BRIEF
Copy everything in the article on weighing electrons from "If x is the" down to "Ultramicro Balance MSA.", substituting "formula" for "equation" each time it appears.

***** SOURCE TEXT *****

Weighing Electrons
Don Herbison-Evans
(donherbisonevans@outlook.com)

No-one has ever actually weighed electrons. The fundamental axiom to Einstein's theory of General Relativity is the principle of Equivalence: that the inertial mass of all particles is identical to their gravitational mass. This has been proved by experiment of the particles composing the nuclei of atoms. It has not been proved for electrons. If for example: if it could be shown experimentally that electrons were, for example, not subject to gravity, with zero gravitational mass, Einstein's axiom would be proved wrong, and cosmological theory would need complete revision. It has only been possible hitherto to measure the inertial mass of electrons. No-one previously has been able to measure their gravitational mass, to assess the validity of Einstein's assumption. The experiments described here would be able to this. Two methods come to mind.

1. Gravimetric Chemistry
For the general case, consider the conversion of molecule S with molecular mass 'S' Daltons, into a molecule T with molecular mass 'T' Daltons. Let 's' be the number of electrons in S, and 't' be the number electrons in T. Let 'e' be the mass of an electron in Daltons. Bearing in mind that, generally, atomic masses are determined by Mass Spectrometry, and so are inertial masses, then if electrons do have gravitational weight: 1 gram of S will be produce T/S grams of T. But if electrons have no gravitational weight: (S-se) grams of S will produce (T-te) grams of T. So then 1 gram of S will produce (T-te)/(S-se) grams of T if electrons have no weight

If x is the difference in weight of product T from 1 gram of S

x = (T-te)/(S-se) - T/S
   = [S(T-te) - T(S-se)]/[S.(S-se)]
   = (sTe - tSe)/[S.(S-se)]
   ≈ e.(sT - tS)/(S2)             : equation 1
   ≈ e.(s/S - t/T).(T/S)             : equation 2
where e = 548 micrograms Although electrons only contribute about 548 micrograms per Gram Dalton, balances are now commercially available that can measure 2.5 grams to an accuracy of 1 microgram, such as the Sartorius Cubis Ultramicro Balance MSA.

***** MATERIAL SHOWN *****

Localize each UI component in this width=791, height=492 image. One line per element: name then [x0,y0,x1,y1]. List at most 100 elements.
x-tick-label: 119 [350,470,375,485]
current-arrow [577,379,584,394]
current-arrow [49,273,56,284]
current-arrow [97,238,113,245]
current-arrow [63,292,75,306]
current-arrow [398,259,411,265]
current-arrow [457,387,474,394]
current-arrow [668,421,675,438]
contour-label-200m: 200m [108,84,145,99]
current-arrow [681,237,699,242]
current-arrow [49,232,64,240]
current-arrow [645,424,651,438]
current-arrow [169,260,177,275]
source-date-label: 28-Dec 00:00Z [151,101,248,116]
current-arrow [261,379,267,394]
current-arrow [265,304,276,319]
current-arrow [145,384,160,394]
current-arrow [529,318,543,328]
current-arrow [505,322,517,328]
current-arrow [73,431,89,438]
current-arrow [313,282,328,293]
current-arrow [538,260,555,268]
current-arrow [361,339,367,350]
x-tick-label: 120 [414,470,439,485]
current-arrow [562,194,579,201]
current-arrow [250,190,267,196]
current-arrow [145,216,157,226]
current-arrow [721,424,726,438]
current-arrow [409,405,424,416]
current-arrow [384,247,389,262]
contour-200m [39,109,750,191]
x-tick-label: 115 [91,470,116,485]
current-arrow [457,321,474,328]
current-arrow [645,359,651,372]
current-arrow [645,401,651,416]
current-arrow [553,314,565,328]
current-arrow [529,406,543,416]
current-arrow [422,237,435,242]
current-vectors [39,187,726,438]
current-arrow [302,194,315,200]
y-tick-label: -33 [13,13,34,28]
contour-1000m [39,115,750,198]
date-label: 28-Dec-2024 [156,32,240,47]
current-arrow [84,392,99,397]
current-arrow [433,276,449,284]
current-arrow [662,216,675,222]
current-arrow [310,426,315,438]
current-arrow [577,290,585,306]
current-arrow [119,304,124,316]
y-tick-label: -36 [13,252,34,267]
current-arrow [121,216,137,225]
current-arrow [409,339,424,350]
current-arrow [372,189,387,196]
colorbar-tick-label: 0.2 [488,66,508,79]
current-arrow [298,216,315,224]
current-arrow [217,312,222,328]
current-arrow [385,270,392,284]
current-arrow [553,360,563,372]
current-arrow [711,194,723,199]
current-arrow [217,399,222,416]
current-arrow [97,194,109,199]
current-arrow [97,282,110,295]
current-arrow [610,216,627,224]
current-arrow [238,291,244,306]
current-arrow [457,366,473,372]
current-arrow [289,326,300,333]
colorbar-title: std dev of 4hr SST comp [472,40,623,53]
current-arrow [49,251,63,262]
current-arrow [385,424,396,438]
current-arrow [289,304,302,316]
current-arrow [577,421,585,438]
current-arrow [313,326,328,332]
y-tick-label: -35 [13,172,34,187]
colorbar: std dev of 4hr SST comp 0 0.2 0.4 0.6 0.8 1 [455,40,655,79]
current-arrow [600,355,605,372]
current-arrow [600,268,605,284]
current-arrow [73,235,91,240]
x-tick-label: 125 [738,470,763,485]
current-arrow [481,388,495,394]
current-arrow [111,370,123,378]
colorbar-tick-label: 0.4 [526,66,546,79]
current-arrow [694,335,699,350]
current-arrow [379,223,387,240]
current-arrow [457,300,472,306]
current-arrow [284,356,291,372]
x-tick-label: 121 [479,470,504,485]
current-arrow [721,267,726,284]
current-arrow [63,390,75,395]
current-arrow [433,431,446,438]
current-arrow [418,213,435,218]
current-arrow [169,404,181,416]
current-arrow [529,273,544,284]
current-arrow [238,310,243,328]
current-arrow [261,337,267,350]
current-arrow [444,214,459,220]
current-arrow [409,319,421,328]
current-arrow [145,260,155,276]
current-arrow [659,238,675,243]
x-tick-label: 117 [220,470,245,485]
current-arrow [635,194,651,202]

*****

TASK RESPONSE
If x is the difference in weight of product T from 1 gram of S

x = (T-te)/(S-se) - T/S
   = [S(T-te) - T(S-se)]/[S.(S-se)]
   = (sTe - tSe)/[S.(S-se)]
   ≈ e.(sT - tS)/(S2)             : formula 1
   ≈ e.(s/S - t/T).(T/S)             : formula 2
where e = 548 micrograms Although electrons only contribute about 548 micrograms per Gram Dalton, balances are now commercially available that can measure 2.5 grams to an accuracy of 1 microgram, such as the Sartorius Cubis Ultramicro Balance MSA.